[Figure data in JSON]
※
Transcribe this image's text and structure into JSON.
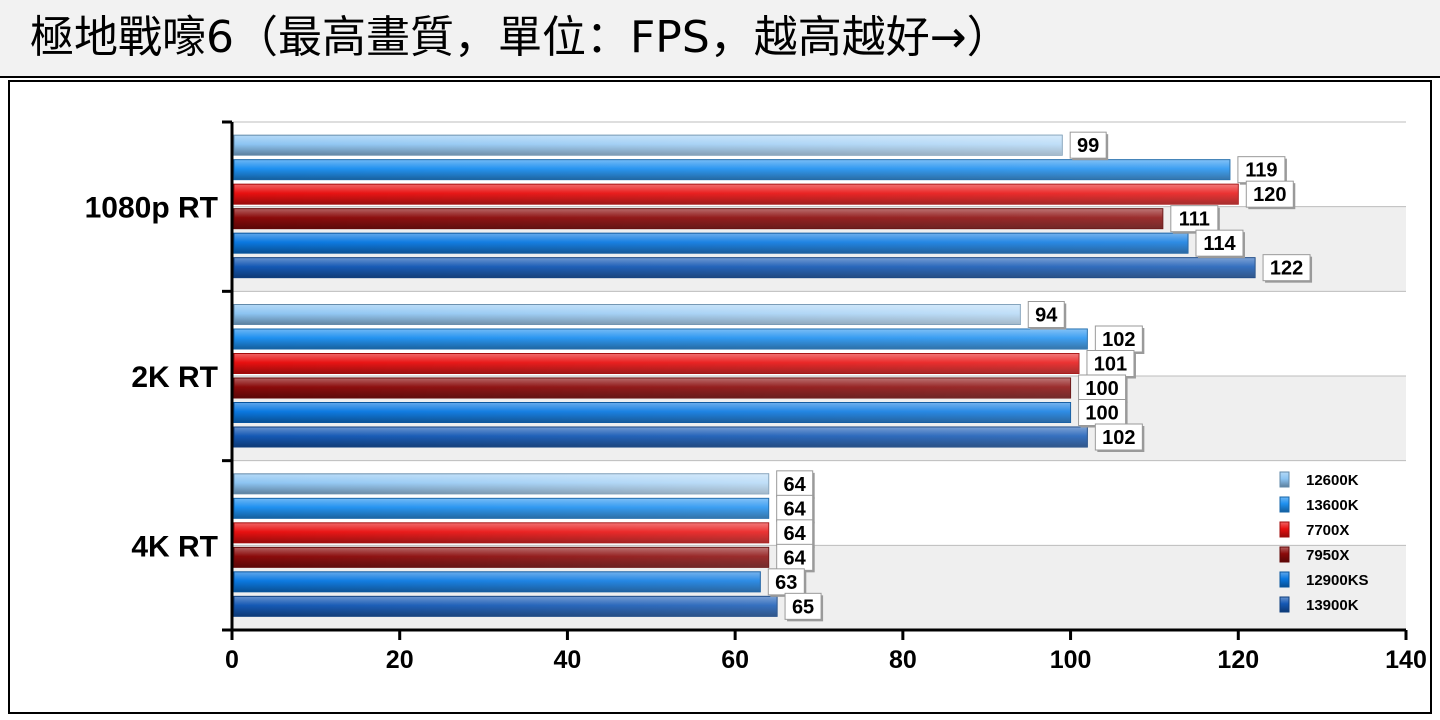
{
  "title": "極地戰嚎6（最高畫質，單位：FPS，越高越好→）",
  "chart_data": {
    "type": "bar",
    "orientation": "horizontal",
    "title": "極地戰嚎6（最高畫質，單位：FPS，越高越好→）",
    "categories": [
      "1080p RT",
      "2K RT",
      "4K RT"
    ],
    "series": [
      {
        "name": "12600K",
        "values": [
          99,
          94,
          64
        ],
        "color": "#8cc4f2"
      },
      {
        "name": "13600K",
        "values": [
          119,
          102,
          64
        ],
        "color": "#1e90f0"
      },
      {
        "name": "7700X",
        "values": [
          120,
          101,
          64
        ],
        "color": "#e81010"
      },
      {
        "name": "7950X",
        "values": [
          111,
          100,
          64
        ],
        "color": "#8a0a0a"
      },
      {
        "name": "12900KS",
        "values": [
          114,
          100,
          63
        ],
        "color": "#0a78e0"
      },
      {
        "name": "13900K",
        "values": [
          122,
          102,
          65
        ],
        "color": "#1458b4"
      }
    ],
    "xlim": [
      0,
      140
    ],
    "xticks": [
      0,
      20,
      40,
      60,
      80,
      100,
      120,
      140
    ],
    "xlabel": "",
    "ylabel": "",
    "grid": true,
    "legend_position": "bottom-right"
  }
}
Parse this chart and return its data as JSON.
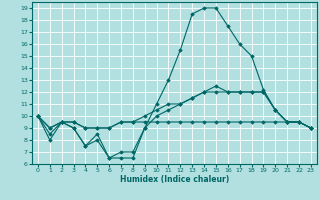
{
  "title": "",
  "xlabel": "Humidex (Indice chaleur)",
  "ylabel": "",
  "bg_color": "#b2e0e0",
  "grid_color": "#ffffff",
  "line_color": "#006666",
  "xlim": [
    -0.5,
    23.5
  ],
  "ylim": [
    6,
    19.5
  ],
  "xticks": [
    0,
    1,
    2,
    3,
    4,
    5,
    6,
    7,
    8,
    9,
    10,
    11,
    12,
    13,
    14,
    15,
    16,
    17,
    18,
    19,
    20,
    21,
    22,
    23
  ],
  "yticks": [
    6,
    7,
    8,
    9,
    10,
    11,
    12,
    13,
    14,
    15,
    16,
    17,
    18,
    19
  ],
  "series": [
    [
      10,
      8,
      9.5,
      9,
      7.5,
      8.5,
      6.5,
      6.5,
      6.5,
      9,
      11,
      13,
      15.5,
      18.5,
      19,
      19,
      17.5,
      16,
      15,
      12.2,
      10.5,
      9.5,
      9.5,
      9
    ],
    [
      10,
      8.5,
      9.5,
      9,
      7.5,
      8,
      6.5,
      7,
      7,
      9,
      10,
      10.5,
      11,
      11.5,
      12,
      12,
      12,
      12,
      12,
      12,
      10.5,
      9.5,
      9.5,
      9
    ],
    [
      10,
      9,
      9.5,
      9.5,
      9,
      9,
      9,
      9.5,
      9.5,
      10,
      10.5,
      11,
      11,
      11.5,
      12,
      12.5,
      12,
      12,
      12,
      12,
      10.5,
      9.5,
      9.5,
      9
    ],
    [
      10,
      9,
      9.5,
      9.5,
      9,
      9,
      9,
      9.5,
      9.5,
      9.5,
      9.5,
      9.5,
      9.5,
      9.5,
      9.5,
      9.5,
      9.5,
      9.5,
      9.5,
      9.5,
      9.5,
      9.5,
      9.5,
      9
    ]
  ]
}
※
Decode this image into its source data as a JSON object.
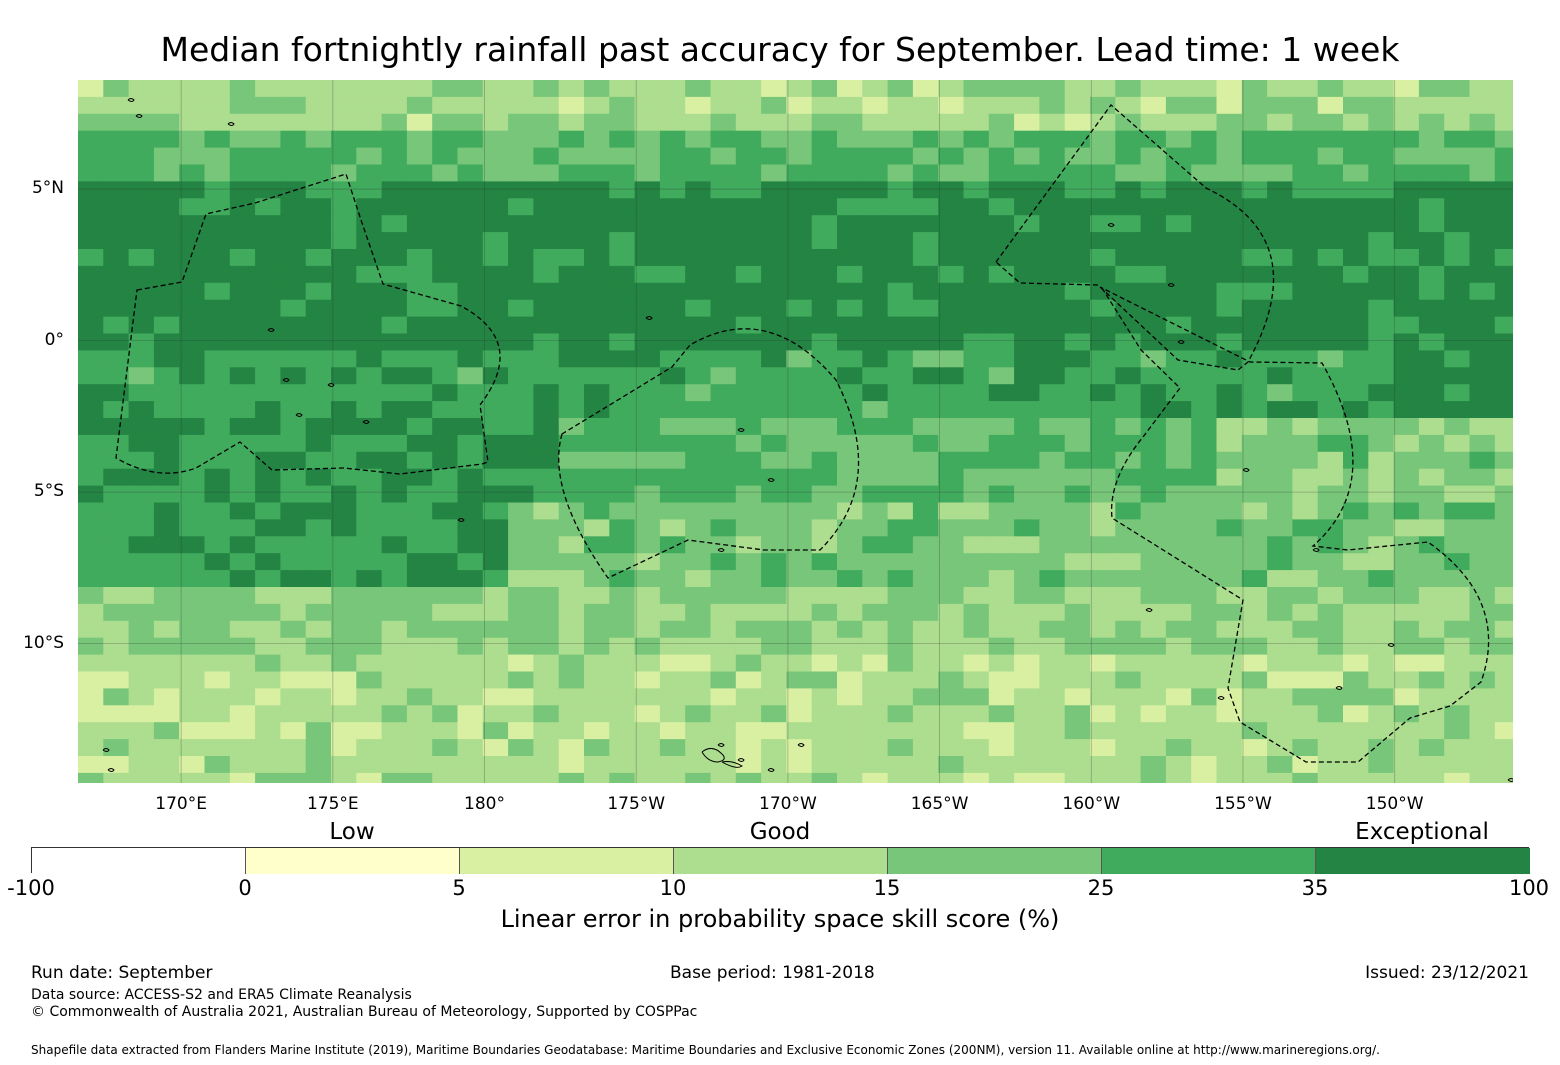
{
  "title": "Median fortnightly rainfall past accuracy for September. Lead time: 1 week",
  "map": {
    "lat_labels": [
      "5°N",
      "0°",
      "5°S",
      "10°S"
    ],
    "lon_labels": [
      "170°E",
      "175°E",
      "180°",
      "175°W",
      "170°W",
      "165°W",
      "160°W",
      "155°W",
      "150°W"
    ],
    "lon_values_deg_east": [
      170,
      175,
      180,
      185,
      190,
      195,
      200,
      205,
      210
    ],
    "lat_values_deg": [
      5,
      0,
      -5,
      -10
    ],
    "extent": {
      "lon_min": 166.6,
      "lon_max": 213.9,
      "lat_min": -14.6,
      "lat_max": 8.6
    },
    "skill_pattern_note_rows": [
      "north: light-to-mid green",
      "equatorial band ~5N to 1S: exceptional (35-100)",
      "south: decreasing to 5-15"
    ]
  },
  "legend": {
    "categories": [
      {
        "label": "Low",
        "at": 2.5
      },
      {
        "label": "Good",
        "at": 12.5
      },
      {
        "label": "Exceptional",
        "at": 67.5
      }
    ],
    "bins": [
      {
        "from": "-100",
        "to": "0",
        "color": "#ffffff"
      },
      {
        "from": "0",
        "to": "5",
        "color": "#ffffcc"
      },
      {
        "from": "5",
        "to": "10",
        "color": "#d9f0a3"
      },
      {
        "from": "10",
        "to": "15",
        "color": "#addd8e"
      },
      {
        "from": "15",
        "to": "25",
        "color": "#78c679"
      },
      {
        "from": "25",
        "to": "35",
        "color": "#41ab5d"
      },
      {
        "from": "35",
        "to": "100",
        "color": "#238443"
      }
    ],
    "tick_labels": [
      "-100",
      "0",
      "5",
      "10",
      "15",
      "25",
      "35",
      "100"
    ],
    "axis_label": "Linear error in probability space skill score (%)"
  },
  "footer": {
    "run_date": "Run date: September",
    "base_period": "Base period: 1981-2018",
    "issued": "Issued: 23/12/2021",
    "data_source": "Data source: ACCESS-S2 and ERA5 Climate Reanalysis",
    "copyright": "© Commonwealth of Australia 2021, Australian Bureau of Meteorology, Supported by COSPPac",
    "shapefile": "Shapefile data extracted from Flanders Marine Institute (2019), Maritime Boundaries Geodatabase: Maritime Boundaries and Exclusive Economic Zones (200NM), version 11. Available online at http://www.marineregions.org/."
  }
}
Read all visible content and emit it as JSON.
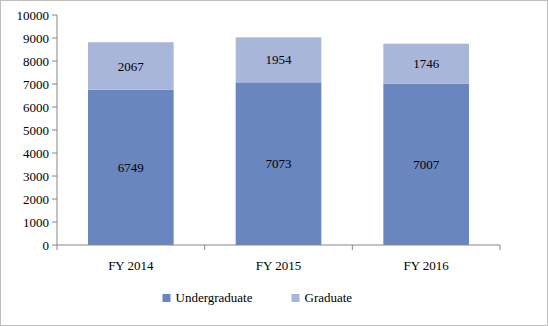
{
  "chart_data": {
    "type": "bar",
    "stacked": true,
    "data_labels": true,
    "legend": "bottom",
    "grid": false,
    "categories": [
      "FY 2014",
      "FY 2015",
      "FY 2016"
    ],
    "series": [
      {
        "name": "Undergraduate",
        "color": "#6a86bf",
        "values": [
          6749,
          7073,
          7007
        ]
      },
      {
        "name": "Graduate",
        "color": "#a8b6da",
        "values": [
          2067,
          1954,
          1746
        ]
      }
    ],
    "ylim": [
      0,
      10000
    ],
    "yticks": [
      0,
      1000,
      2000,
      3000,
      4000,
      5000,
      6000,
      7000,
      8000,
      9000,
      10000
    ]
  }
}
※
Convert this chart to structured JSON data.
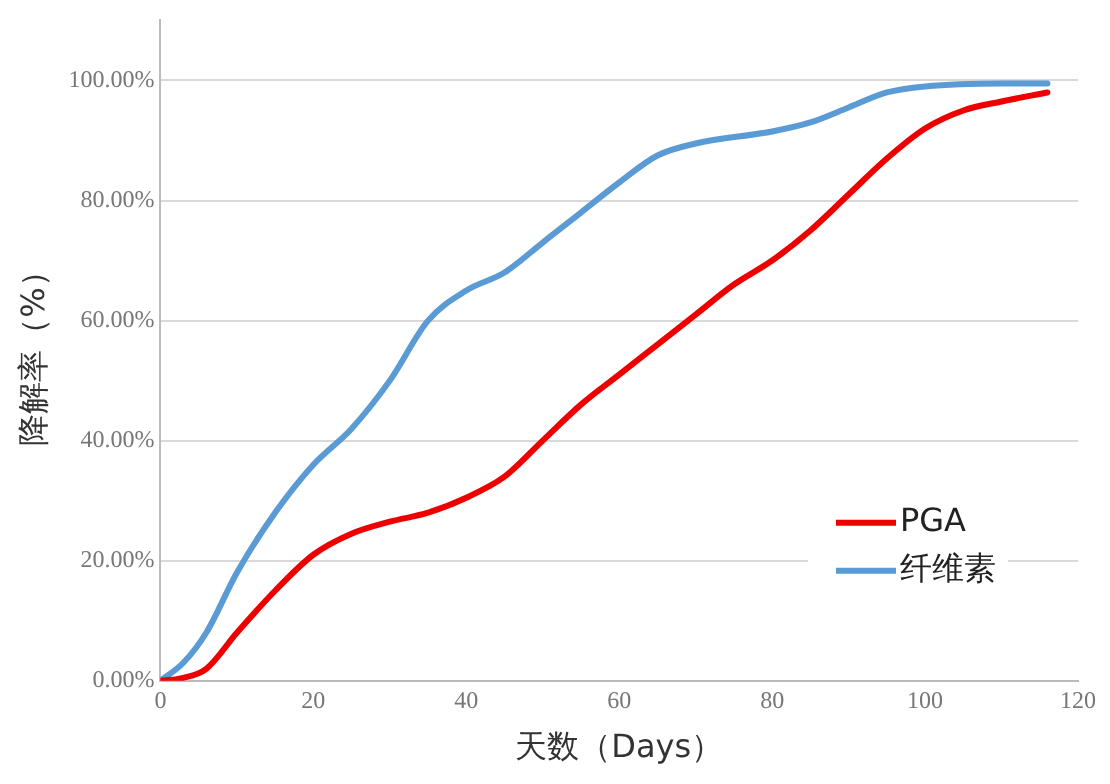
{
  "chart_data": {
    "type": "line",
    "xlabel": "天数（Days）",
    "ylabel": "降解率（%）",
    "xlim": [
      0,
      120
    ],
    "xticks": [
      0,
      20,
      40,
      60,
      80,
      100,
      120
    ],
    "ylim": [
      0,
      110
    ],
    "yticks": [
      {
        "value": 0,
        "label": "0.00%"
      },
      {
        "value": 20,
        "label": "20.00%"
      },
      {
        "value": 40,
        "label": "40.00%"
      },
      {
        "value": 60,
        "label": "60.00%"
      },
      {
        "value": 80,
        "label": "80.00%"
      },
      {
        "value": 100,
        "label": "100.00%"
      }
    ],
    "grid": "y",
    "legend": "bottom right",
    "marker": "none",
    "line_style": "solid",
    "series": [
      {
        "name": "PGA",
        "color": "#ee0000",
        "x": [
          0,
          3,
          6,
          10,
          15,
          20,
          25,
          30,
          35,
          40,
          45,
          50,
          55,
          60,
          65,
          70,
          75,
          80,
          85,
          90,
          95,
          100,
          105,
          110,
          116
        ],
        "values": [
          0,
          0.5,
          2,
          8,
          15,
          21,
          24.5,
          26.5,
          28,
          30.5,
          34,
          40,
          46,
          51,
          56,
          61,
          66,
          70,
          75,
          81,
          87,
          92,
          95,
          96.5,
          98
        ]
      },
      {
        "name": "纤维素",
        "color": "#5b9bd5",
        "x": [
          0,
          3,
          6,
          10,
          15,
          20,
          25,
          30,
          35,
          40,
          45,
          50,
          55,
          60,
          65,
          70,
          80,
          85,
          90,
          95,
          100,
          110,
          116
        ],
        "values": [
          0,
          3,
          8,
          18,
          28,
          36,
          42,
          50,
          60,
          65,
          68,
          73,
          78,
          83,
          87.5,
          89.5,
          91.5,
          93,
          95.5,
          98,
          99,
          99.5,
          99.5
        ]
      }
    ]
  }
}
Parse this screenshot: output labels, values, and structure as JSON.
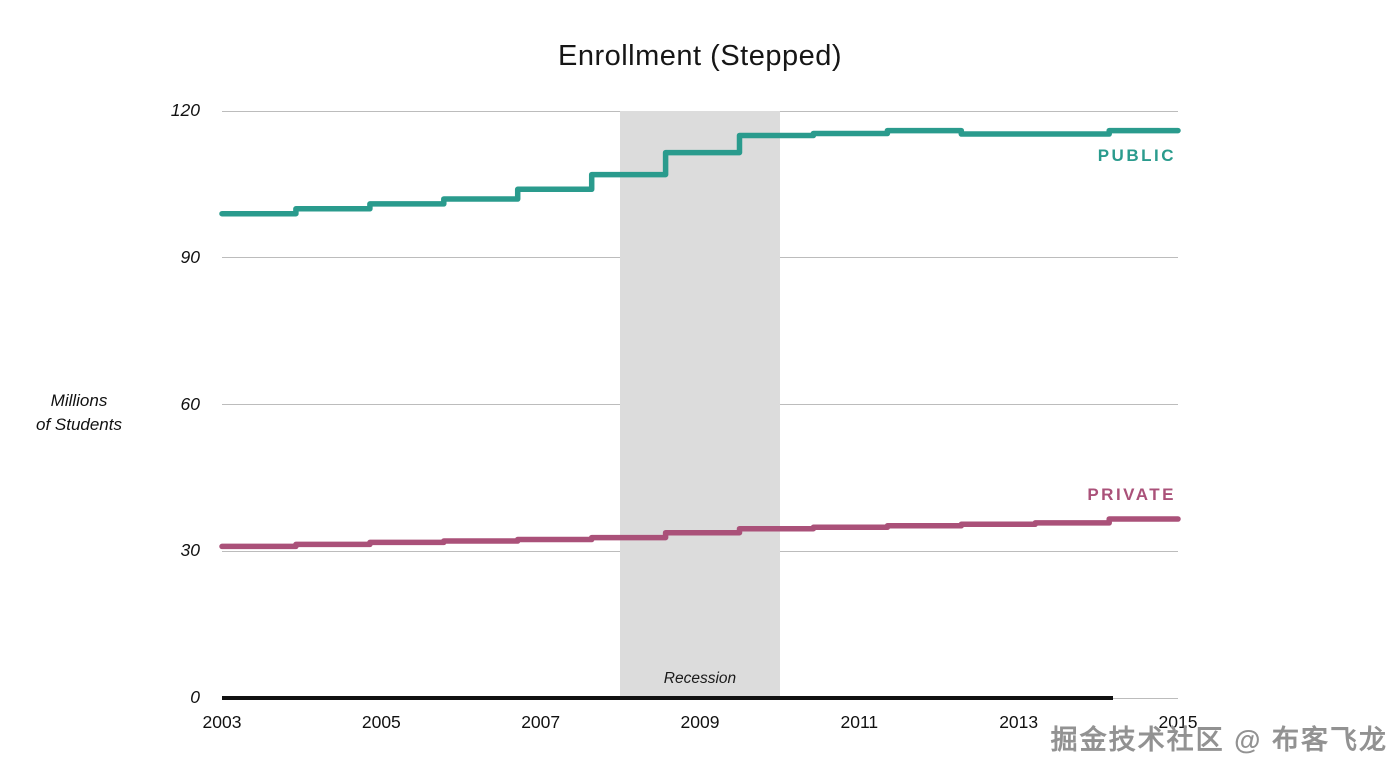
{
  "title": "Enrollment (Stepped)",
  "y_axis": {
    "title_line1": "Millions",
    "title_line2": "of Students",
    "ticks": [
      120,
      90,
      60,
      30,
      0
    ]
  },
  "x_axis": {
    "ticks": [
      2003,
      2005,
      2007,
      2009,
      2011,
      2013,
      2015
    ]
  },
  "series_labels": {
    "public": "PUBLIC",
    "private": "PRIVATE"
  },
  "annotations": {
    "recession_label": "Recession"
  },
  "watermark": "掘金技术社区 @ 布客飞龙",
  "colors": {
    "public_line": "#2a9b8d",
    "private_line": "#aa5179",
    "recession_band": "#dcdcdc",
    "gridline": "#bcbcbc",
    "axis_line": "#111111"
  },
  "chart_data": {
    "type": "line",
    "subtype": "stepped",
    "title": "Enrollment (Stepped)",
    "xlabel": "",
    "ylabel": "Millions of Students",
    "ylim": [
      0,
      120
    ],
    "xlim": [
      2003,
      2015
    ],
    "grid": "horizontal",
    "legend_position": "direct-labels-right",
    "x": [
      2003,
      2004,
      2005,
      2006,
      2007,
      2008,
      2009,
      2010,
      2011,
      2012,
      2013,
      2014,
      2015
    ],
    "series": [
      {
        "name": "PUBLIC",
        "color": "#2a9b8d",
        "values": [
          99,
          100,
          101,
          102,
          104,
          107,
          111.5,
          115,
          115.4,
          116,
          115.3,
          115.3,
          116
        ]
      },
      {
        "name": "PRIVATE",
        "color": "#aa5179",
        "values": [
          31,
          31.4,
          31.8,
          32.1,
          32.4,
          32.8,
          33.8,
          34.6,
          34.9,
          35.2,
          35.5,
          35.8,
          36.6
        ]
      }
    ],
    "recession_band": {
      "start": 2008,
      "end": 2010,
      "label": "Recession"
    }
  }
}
※
[TASK DIRECTIONS]
In the lines above, locate the string "into". Copy every line where it occurs.

[SOLUTION TO THE PROBLEM]
Transcribe this image's text and structure into JSON.
Decode this image into its source data as a JSON object.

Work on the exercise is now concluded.